Data records
#####
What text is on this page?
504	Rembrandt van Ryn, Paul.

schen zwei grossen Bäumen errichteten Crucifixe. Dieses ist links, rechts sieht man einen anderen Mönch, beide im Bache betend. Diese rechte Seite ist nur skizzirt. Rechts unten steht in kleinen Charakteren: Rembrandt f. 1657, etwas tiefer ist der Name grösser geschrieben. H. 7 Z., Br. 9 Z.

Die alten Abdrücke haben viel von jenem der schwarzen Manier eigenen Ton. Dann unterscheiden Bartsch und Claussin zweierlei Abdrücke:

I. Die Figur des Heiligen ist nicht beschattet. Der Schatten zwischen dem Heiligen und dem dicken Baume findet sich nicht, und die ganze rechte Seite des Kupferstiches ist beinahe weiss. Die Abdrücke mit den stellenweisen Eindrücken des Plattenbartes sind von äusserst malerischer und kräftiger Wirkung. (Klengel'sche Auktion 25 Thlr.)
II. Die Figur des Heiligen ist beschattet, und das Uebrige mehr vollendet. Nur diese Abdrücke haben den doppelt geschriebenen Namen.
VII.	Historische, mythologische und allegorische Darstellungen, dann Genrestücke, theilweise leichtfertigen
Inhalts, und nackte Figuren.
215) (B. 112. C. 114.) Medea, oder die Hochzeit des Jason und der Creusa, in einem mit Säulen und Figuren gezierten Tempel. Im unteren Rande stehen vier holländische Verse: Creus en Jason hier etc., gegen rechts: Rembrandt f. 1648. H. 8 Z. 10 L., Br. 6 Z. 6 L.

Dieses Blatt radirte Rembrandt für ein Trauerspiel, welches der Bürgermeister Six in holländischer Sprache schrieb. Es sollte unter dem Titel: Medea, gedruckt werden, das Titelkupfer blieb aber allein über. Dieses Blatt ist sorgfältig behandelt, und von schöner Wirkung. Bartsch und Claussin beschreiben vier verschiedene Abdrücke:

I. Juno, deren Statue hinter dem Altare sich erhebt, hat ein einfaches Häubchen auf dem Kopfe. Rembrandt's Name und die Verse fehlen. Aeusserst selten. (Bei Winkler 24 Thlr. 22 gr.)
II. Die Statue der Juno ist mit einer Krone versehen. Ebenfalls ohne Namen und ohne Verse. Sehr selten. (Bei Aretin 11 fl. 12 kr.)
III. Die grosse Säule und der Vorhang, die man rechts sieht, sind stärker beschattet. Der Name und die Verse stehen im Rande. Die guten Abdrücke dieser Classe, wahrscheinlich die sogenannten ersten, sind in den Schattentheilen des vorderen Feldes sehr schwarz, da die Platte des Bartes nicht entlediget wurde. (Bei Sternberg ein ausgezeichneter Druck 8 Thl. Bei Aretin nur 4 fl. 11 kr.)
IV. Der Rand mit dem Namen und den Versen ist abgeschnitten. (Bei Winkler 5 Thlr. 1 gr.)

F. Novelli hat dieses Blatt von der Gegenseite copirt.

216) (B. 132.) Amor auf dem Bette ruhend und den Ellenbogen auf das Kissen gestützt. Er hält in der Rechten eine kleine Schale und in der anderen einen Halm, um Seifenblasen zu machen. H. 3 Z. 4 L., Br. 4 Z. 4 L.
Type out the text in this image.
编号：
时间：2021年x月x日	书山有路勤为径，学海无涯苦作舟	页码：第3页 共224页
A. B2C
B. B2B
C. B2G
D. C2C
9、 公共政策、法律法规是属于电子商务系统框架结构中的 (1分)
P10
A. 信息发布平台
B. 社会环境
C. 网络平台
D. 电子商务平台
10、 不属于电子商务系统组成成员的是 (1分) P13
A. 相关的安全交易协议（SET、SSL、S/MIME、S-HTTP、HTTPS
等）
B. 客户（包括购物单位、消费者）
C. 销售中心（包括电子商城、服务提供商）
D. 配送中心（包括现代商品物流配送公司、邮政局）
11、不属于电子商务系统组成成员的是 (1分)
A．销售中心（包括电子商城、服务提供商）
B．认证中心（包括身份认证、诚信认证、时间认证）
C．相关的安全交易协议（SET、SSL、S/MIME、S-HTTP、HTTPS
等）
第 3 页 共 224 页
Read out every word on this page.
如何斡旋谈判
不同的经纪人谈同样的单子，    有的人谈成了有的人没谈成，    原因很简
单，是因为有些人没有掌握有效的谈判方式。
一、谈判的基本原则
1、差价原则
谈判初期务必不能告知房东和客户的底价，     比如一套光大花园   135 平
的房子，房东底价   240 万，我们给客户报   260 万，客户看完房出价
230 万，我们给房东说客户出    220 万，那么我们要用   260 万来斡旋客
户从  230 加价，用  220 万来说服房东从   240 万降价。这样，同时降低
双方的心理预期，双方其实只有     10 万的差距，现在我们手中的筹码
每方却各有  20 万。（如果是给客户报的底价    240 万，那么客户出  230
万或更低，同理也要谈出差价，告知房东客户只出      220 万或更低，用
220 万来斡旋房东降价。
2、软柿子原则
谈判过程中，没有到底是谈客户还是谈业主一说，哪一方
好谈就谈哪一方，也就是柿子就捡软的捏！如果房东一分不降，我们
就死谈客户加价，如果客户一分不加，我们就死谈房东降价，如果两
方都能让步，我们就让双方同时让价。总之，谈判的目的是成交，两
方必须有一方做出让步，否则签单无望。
#####
REQUIRED WORK ▸ Retype the records in full. Keep every line identical to the original.

REPLY TO THE TASK ▸
What text is on this page?
504	Rembrandt van Ryn, Paul.

schen zwei grossen Bäumen errichteten Crucifixe. Dieses ist links, rechts sieht man einen anderen Mönch, beide im Bache betend. Diese rechte Seite ist nur skizzirt. Rechts unten steht in kleinen Charakteren: Rembrandt f. 1657, etwas tiefer ist der Name grösser geschrieben. H. 7 Z., Br. 9 Z.

Die alten Abdrücke haben viel von jenem der schwarzen Manier eigenen Ton. Dann unterscheiden Bartsch und Claussin zweierlei Abdrücke:

I. Die Figur des Heiligen ist nicht beschattet. Der Schatten zwischen dem Heiligen und dem dicken Baume findet sich nicht, und die ganze rechte Seite des Kupferstiches ist beinahe weiss. Die Abdrücke mit den stellenweisen Eindrücken des Plattenbartes sind von äusserst malerischer und kräftiger Wirkung. (Klengel'sche Auktion 25 Thlr.)
II. Die Figur des Heiligen ist beschattet, und das Uebrige mehr vollendet. Nur diese Abdrücke haben den doppelt geschriebenen Namen.
VII.	Historische, mythologische und allegorische Darstellungen, dann Genrestücke, theilweise leichtfertigen
Inhalts, und nackte Figuren.
215) (B. 112. C. 114.) Medea, oder die Hochzeit des Jason und der Creusa, in einem mit Säulen und Figuren gezierten Tempel. Im unteren Rande stehen vier holländische Verse: Creus en Jason hier etc., gegen rechts: Rembrandt f. 1648. H. 8 Z. 10 L., Br. 6 Z. 6 L.

Dieses Blatt radirte Rembrandt für ein Trauerspiel, welches der Bürgermeister Six in holländischer Sprache schrieb. Es sollte unter dem Titel: Medea, gedruckt werden, das Titelkupfer blieb aber allein über. Dieses Blatt ist sorgfältig behandelt, und von schöner Wirkung. Bartsch und Claussin beschreiben vier verschiedene Abdrücke:

I. Juno, deren Statue hinter dem Altare sich erhebt, hat ein einfaches Häubchen auf dem Kopfe. Rembrandt's Name und die Verse fehlen. Aeusserst selten. (Bei Winkler 24 Thlr. 22 gr.)
II. Die Statue der Juno ist mit einer Krone versehen. Ebenfalls ohne Namen und ohne Verse. Sehr selten. (Bei Aretin 11 fl. 12 kr.)
III. Die grosse Säule und der Vorhang, die man rechts sieht, sind stärker beschattet. Der Name und die Verse stehen im Rande. Die guten Abdrücke dieser Classe, wahrscheinlich die sogenannten ersten, sind in den Schattentheilen des vorderen Feldes sehr schwarz, da die Platte des Bartes nicht entlediget wurde. (Bei Sternberg ein ausgezeichneter Druck 8 Thl. Bei Aretin nur 4 fl. 11 kr.)
IV. Der Rand mit dem Namen und den Versen ist abgeschnitten. (Bei Winkler 5 Thlr. 1 gr.)

F. Novelli hat dieses Blatt von der Gegenseite copirt.

216) (B. 132.) Amor auf dem Bette ruhend und den Ellenbogen auf das Kissen gestützt. Er hält in der Rechten eine kleine Schale und in der anderen einen Halm, um Seifenblasen zu machen. H. 3 Z. 4 L., Br. 4 Z. 4 L.
Type out the text in this image.
编号：
时间：2021年x月x日	书山有路勤为径，学海无涯苦作舟	页码：第3页 共224页
A. B2C
B. B2B
C. B2G
D. C2C
9、 公共政策、法律法规是属于电子商务系统框架结构中的 (1分)
P10
A. 信息发布平台
B. 社会环境
C. 网络平台
D. 电子商务平台
10、 不属于电子商务系统组成成员的是 (1分) P13
A. 相关的安全交易协议（SET、SSL、S/MIME、S-HTTP、HTTPS
等）
B. 客户（包括购物单位、消费者）
C. 销售中心（包括电子商城、服务提供商）
D. 配送中心（包括现代商品物流配送公司、邮政局）
11、不属于电子商务系统组成成员的是 (1分)
A．销售中心（包括电子商城、服务提供商）
B．认证中心（包括身份认证、诚信认证、时间认证）
C．相关的安全交易协议（SET、SSL、S/MIME、S-HTTP、HTTPS
等）
第 3 页 共 224 页
Read out every word on this page.
如何斡旋谈判
不同的经纪人谈同样的单子，    有的人谈成了有的人没谈成，    原因很简
单，是因为有些人没有掌握有效的谈判方式。
一、谈判的基本原则
1、差价原则
谈判初期务必不能告知房东和客户的底价，     比如一套光大花园   135 平
的房子，房东底价   240 万，我们给客户报   260 万，客户看完房出价
230 万，我们给房东说客户出    220 万，那么我们要用   260 万来斡旋客
户从  230 加价，用  220 万来说服房东从   240 万降价。这样，同时降低
双方的心理预期，双方其实只有     10 万的差距，现在我们手中的筹码
每方却各有  20 万。（如果是给客户报的底价    240 万，那么客户出  230
万或更低，同理也要谈出差价，告知房东客户只出      220 万或更低，用
220 万来斡旋房东降价。
2、软柿子原则
谈判过程中，没有到底是谈客户还是谈业主一说，哪一方
好谈就谈哪一方，也就是柿子就捡软的捏！如果房东一分不降，我们
就死谈客户加价，如果客户一分不加，我们就死谈房东降价，如果两
方都能让步，我们就让双方同时让价。总之，谈判的目的是成交，两
方必须有一方做出让步，否则签单无望。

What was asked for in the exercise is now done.